§ **REQUIRED WORK**: Count the lines containing "minor". Give the number alone.

§ **INFORMATION SUPPLIED**:
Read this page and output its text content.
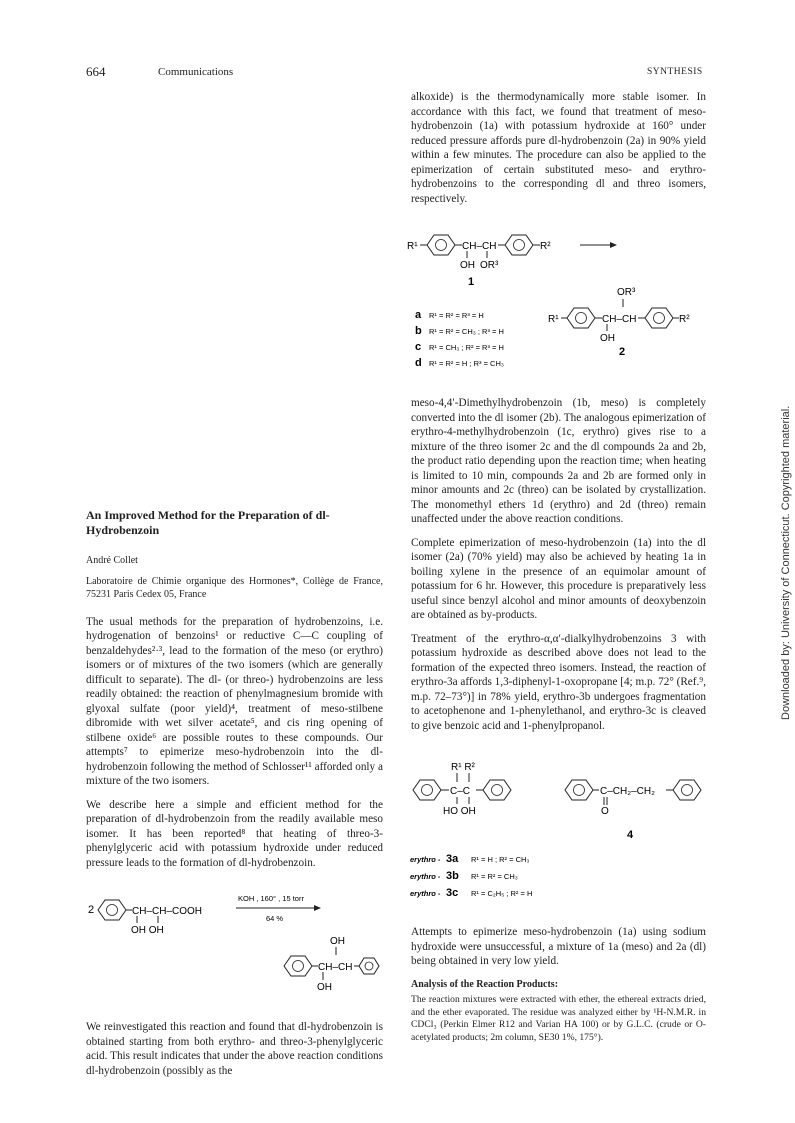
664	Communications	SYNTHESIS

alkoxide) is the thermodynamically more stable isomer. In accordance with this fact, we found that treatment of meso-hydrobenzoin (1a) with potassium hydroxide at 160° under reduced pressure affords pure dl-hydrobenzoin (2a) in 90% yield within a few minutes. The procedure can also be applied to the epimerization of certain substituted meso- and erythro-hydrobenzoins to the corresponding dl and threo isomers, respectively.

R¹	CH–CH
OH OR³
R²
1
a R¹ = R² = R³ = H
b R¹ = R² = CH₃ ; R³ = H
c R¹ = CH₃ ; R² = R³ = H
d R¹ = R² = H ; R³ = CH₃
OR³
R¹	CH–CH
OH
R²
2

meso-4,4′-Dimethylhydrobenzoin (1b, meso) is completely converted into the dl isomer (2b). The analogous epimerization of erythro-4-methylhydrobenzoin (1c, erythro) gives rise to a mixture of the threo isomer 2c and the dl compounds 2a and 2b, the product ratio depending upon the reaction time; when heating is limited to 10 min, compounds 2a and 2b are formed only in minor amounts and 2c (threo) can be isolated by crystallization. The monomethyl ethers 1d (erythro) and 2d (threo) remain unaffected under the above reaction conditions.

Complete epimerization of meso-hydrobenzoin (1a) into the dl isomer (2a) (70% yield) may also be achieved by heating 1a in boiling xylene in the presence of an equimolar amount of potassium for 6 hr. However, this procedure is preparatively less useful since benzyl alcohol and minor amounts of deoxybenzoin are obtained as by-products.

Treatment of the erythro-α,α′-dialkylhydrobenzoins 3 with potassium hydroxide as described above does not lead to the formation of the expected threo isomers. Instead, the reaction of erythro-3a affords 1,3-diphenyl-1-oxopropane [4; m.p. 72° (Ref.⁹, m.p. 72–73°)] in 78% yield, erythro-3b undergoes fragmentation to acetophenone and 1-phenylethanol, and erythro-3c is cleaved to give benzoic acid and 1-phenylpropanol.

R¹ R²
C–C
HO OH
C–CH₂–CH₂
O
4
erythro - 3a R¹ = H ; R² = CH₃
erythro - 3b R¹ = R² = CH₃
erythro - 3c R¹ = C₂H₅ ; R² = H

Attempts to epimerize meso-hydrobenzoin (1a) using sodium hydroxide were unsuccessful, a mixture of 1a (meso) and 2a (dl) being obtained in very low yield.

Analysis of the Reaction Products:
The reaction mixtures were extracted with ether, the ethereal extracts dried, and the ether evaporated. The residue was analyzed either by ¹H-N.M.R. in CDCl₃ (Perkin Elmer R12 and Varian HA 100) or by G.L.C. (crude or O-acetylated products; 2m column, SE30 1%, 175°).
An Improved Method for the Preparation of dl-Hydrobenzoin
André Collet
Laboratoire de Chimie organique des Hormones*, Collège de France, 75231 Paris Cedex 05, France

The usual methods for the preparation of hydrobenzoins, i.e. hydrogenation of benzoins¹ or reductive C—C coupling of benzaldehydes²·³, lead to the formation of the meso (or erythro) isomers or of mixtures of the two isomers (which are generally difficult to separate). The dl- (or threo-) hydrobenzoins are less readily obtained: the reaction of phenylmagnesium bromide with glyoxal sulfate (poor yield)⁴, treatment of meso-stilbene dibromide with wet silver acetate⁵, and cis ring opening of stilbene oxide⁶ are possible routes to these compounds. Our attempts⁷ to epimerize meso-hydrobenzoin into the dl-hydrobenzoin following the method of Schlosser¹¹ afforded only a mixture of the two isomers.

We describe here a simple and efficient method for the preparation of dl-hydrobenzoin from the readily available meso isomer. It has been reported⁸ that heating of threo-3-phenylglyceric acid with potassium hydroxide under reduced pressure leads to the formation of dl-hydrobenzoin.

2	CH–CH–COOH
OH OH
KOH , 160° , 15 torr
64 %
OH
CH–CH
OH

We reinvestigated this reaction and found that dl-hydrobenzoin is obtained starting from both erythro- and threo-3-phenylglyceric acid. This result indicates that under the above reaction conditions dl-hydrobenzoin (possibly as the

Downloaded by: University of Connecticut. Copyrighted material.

§ **RESPONSE TO THE TASK**: 2